• Work required:
Which lines have the string "icon"? Copy all of them from the entries below.

Source data:
--------------------------------------------------
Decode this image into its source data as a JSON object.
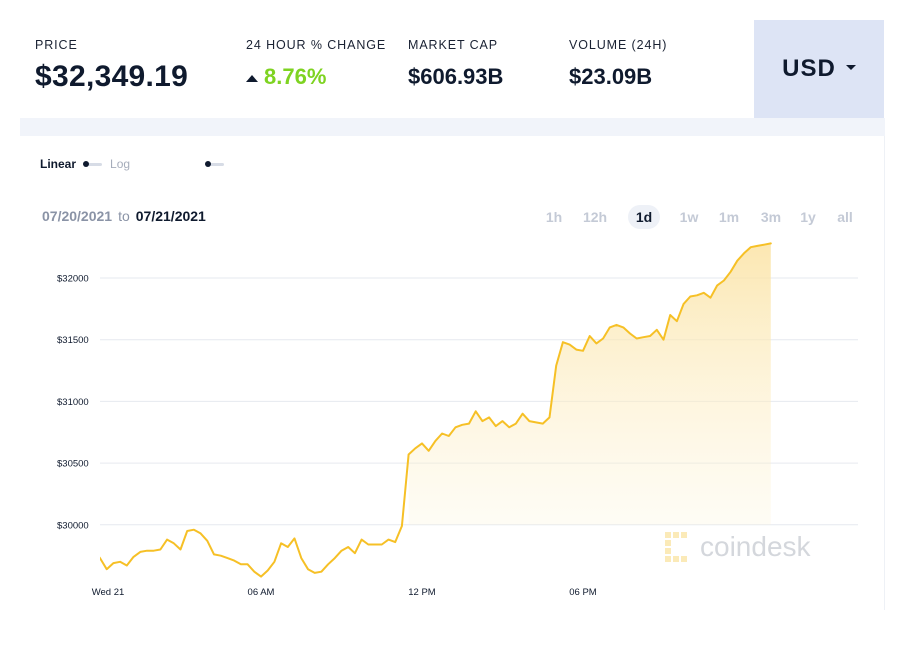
{
  "stats": {
    "price_label": "PRICE",
    "price_value": "$32,349.19",
    "change_label": "24 HOUR % CHANGE",
    "change_value": "8.76%",
    "change_color": "#7ed321",
    "mcap_label": "MARKET CAP",
    "mcap_value": "$606.93B",
    "volume_label": "VOLUME (24H)",
    "volume_value": "$23.09B"
  },
  "currency": {
    "selected": "USD",
    "icon": "caret-down-icon"
  },
  "scale": {
    "linear": "Linear",
    "log": "Log"
  },
  "daterange": {
    "from": "07/20/2021",
    "sep": "to",
    "to": "07/21/2021"
  },
  "ranges": [
    {
      "label": "1h",
      "active": false
    },
    {
      "label": "12h",
      "active": false
    },
    {
      "label": "1d",
      "active": true
    },
    {
      "label": "1w",
      "active": false
    },
    {
      "label": "1m",
      "active": false
    },
    {
      "label": "3m",
      "active": false
    },
    {
      "label": "1y",
      "active": false
    },
    {
      "label": "all",
      "active": false
    }
  ],
  "watermark": {
    "text": "coindesk",
    "icon": "coindesk-logo-icon"
  },
  "chart_data": {
    "type": "area",
    "x_range_hours": [
      0,
      24
    ],
    "xticks": [
      {
        "label": "Wed 21",
        "x": 0
      },
      {
        "label": "06 AM",
        "x": 6
      },
      {
        "label": "12 PM",
        "x": 12
      },
      {
        "label": "06 PM",
        "x": 18
      }
    ],
    "ylim": [
      29600,
      32100
    ],
    "yticks": [
      {
        "label": "$30000",
        "value": 30000
      },
      {
        "label": "$30500",
        "value": 30500
      },
      {
        "label": "$31000",
        "value": 31000
      },
      {
        "label": "$31500",
        "value": 31500
      },
      {
        "label": "$32000",
        "value": 32000
      }
    ],
    "grid": true,
    "line_color": "#f6c026",
    "fill_color": "#fbe3a4",
    "series": [
      {
        "x": [
          -0.25,
          0.0,
          0.25,
          0.5,
          0.75,
          1.0,
          1.25,
          1.5,
          1.75,
          2.0,
          2.25,
          2.5,
          2.75,
          3.0,
          3.25,
          3.5,
          3.75,
          4.0,
          4.25,
          4.5,
          4.75,
          5.0,
          5.25,
          5.5,
          5.75,
          6.0,
          6.25,
          6.5,
          6.75,
          7.0,
          7.25,
          7.5,
          7.75,
          8.0,
          8.25,
          8.5,
          8.75,
          9.0,
          9.25,
          9.5,
          9.75,
          10.0,
          10.25,
          10.5,
          10.75,
          11.0,
          11.25,
          11.5,
          11.75,
          12.0,
          12.25,
          12.5,
          12.75,
          13.0,
          13.25,
          13.5,
          13.75,
          14.0,
          14.25,
          14.5,
          14.75,
          15.0,
          15.25,
          15.5,
          15.75,
          16.0,
          16.25,
          16.5,
          16.75,
          17.0,
          17.25,
          17.5,
          17.75,
          18.0,
          18.25,
          18.5,
          18.75,
          19.0,
          19.25,
          19.5,
          19.75,
          20.0,
          20.25,
          20.5,
          20.75,
          21.0,
          21.25,
          21.5,
          21.75,
          22.0,
          22.25,
          22.5,
          22.75,
          23.0,
          23.25,
          23.5,
          23.75,
          24.0,
          24.25,
          24.5,
          24.75,
          25.0
        ],
        "values": [
          29800,
          29730,
          29640,
          29690,
          29700,
          29670,
          29740,
          29780,
          29790,
          29790,
          29800,
          29880,
          29850,
          29800,
          29950,
          29960,
          29930,
          29870,
          29760,
          29750,
          29730,
          29710,
          29680,
          29680,
          29620,
          29580,
          29630,
          29700,
          29850,
          29820,
          29890,
          29730,
          29640,
          29610,
          29620,
          29680,
          29730,
          29790,
          29820,
          29770,
          29880,
          29840,
          29840,
          29840,
          29880,
          29860,
          29990,
          30570,
          30620,
          30660,
          30600,
          30680,
          30740,
          30720,
          30790,
          30810,
          30820,
          30920,
          30840,
          30870,
          30800,
          30840,
          30790,
          30820,
          30900,
          30840,
          30830,
          30820,
          30870,
          31290,
          31480,
          31460,
          31420,
          31410,
          31530,
          31470,
          31510,
          31600,
          31620,
          31600,
          31550,
          31510,
          31520,
          31530,
          31580,
          31500,
          31700,
          31650,
          31790,
          31850,
          31860,
          31880,
          31840,
          31940,
          31980,
          32050,
          32140,
          32200,
          32250,
          32260,
          32270,
          32280
        ]
      }
    ]
  }
}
--------------------------------------------------
• Task response:
    "icon": "caret-down-icon"
    "icon": "coindesk-logo-icon"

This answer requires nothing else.